§ Input records
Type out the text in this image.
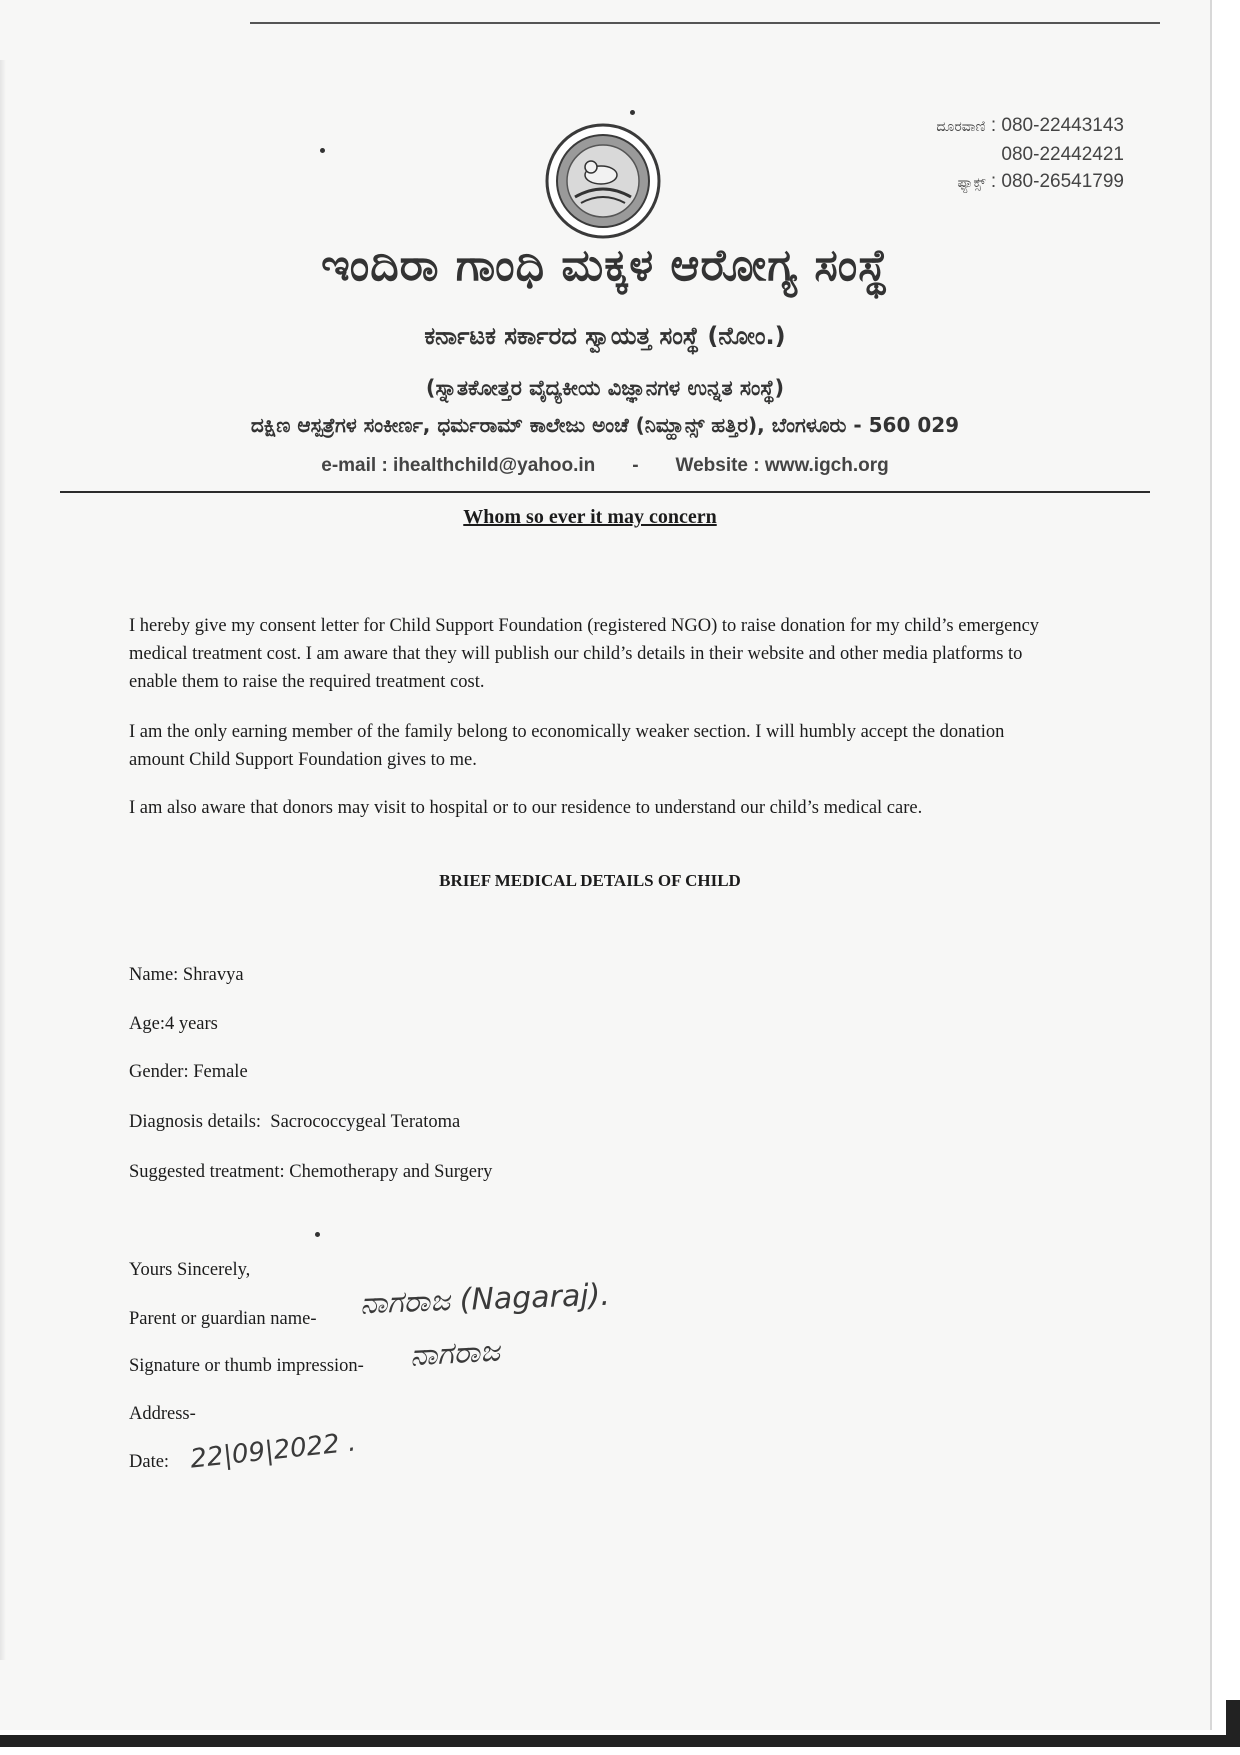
ದೂರವಾಣಿ : 080-22443143
080-22442421
ಫ್ಯಾಕ್ಸ್ : 080-26541799
ಇಂದಿರಾ ಗಾಂಧಿ ಮಕ್ಕಳ ಆರೋಗ್ಯ ಸಂಸ್ಥೆ
ಕರ್ನಾಟಕ ಸರ್ಕಾರದ ಸ್ವಾಯತ್ತ ಸಂಸ್ಥೆ (ನೋಂ.)
(ಸ್ನಾತಕೋತ್ತರ ವೈದ್ಯಕೀಯ ವಿಜ್ಞಾನಗಳ ಉನ್ನತ ಸಂಸ್ಥೆ)
ದಕ್ಷಿಣ ಆಸ್ಪತ್ರೆಗಳ ಸಂಕೀರ್ಣ, ಧರ್ಮರಾಮ್ ಕಾಲೇಜು ಅಂಚೆ (ನಿಮ್ಹಾನ್ಸ್ ಹತ್ತಿರ), ಬೆಂಗಳೂರು - 560 029
e-mail : ihealthchild@yahoo.in - Website : www.igch.org
Whom so ever it may concern

I hereby give my consent letter for Child Support Foundation (registered NGO) to raise donation for my child’s emergency medical treatment cost. I am aware that they will publish our child’s details in their website and other media platforms to enable them to raise the required treatment cost.

I am the only earning member of the family belong to economically weaker section. I will humbly accept the donation amount Child Support Foundation gives to me.

I am also aware that donors may visit to hospital or to our residence to understand our child’s medical care.

BRIEF MEDICAL DETAILS OF CHILD
Name: Shravya
Age:4 years
Gender: Female
Diagnosis details:  Sacrococcygeal Teratoma
Suggested treatment: Chemotherapy and Surgery
Yours Sincerely,
Parent or guardian name-
Signature or thumb impression-
Address-
Date:
ನಾಗರಾಜ (Nagaraj).
ನಾಗರಾಜ
22|09|2022 .
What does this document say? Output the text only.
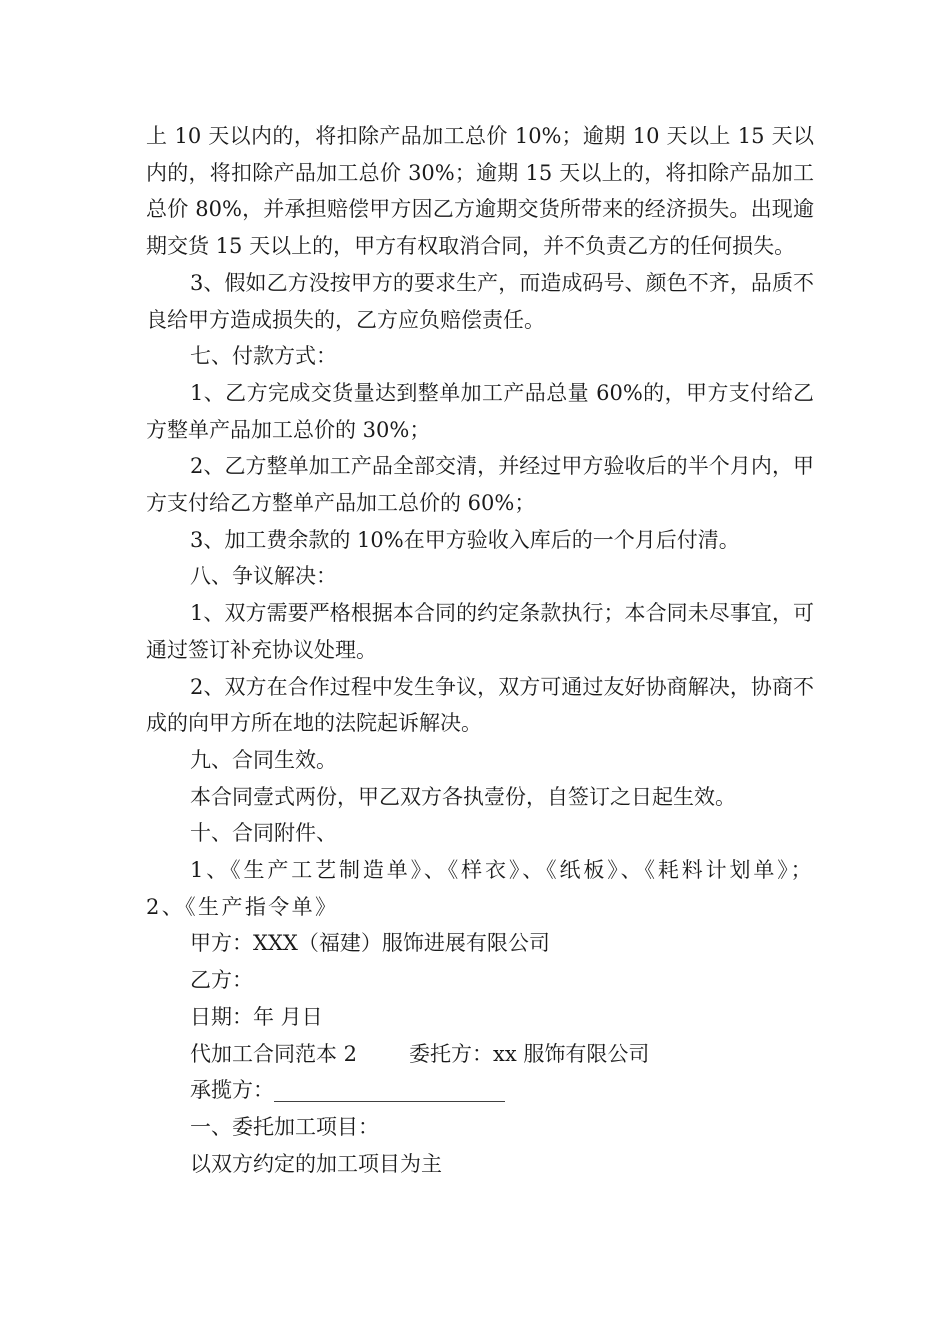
上 10 天以内的，将扣除产品加工总价 10%；逾期 10 天以上 15 天以内的，将扣除产品加工总价 30%；逾期 15 天以上的，将扣除产品加工总价 80%，并承担赔偿甲方因乙方逾期交货所带来的经济损失。出现逾期交货 15 天以上的，甲方有权取消合同，并不负责乙方的任何损失。

3、假如乙方没按甲方的要求生产，而造成码号、颜色不齐，品质不良给甲方造成损失的，乙方应负赔偿责任。

七、付款方式：

1、乙方完成交货量达到整单加工产品总量 60%的，甲方支付给乙方整单产品加工总价的 30%；

2、乙方整单加工产品全部交清，并经过甲方验收后的半个月内，甲方支付给乙方整单产品加工总价的 60%；

3、加工费余款的 10%在甲方验收入库后的一个月后付清。

八、争议解决：

1、双方需要严格根据本合同的约定条款执行；本合同未尽事宜，可通过签订补充协议处理。

2、双方在合作过程中发生争议，双方可通过友好协商解决，协商不成的向甲方所在地的法院起诉解决。

九、合同生效。

本合同壹式两份，甲乙双方各执壹份，自签订之日起生效。

十、合同附件、

1、《生产工艺制造单》、《样衣》、《纸板》、《耗料计划单》； 2、《生产指令单》

甲方：XXX（福建）服饰进展有限公司

乙方：

日期：年 月日

代加工合同范本 2 委托方：xx 服饰有限公司

承揽方：______________________

一、委托加工项目：

以双方约定的加工项目为主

§ Written instruction
Filter the records above for "donation" and copy every matching line.

§ Result for this exercise
I hereby give my consent letter for Child Support Foundation (registered NGO) to raise donation for my child’s emergency medical treatment cost. I am aware that they will publish our child’s details in their website and other media platforms to enable them to raise the required treatment cost.
I am the only earning member of the family belong to economically weaker section. I will humbly accept the donation amount Child Support Foundation gives to me.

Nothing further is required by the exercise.